__Stated problem__
Leave the pictures out and print every record below exactly as it stands.

— BEGIN Material for the task —

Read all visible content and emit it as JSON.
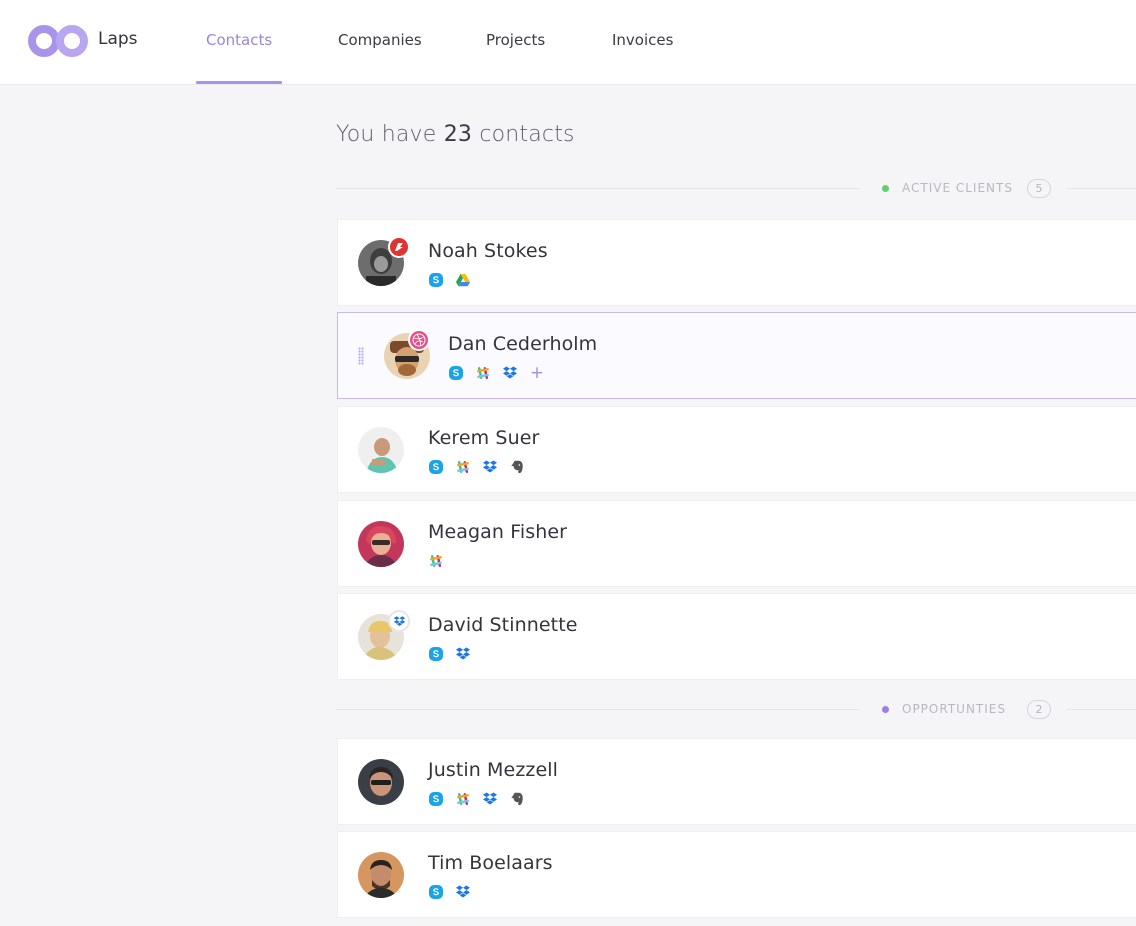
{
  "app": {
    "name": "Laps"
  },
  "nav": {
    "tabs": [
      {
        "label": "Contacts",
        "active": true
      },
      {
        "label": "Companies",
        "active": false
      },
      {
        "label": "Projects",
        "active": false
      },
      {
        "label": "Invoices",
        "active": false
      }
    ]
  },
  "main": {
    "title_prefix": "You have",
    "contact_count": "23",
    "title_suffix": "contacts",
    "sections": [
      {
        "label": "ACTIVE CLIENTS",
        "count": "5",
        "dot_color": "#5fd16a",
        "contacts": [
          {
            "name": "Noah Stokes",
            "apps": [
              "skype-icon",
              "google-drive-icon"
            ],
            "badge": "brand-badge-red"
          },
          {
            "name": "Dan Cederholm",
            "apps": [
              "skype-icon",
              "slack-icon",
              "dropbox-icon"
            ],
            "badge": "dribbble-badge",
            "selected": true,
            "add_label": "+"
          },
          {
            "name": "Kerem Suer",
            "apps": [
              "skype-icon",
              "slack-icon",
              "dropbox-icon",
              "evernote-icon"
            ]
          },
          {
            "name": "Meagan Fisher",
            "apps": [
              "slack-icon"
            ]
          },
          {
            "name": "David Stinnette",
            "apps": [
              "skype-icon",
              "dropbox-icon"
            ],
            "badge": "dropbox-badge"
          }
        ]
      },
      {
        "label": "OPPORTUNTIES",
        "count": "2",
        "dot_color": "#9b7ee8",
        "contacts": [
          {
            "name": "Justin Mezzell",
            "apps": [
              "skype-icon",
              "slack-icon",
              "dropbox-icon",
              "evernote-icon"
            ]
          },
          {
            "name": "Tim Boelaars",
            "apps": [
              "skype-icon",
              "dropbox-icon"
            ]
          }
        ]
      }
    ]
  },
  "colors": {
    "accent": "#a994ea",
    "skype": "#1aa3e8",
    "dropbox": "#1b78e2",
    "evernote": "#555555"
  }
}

— END Material for the task —

__Solution to the problem__
Read all visible content and emit it as JSON.
{
  "app": {
    "name": "Laps"
  },
  "nav": {
    "tabs": [
      {
        "label": "Contacts",
        "active": true
      },
      {
        "label": "Companies",
        "active": false
      },
      {
        "label": "Projects",
        "active": false
      },
      {
        "label": "Invoices",
        "active": false
      }
    ]
  },
  "main": {
    "title_prefix": "You have",
    "contact_count": "23",
    "title_suffix": "contacts",
    "sections": [
      {
        "label": "ACTIVE CLIENTS",
        "count": "5",
        "dot_color": "#5fd16a",
        "contacts": [
          {
            "name": "Noah Stokes",
            "apps": [
              "skype-icon",
              "google-drive-icon"
            ],
            "badge": "brand-badge-red"
          },
          {
            "name": "Dan Cederholm",
            "apps": [
              "skype-icon",
              "slack-icon",
              "dropbox-icon"
            ],
            "badge": "dribbble-badge",
            "selected": true,
            "add_label": "+"
          },
          {
            "name": "Kerem Suer",
            "apps": [
              "skype-icon",
              "slack-icon",
              "dropbox-icon",
              "evernote-icon"
            ]
          },
          {
            "name": "Meagan Fisher",
            "apps": [
              "slack-icon"
            ]
          },
          {
            "name": "David Stinnette",
            "apps": [
              "skype-icon",
              "dropbox-icon"
            ],
            "badge": "dropbox-badge"
          }
        ]
      },
      {
        "label": "OPPORTUNTIES",
        "count": "2",
        "dot_color": "#9b7ee8",
        "contacts": [
          {
            "name": "Justin Mezzell",
            "apps": [
              "skype-icon",
              "slack-icon",
              "dropbox-icon",
              "evernote-icon"
            ]
          },
          {
            "name": "Tim Boelaars",
            "apps": [
              "skype-icon",
              "dropbox-icon"
            ]
          }
        ]
      }
    ]
  },
  "colors": {
    "accent": "#a994ea",
    "skype": "#1aa3e8",
    "dropbox": "#1b78e2",
    "evernote": "#555555"
  }
}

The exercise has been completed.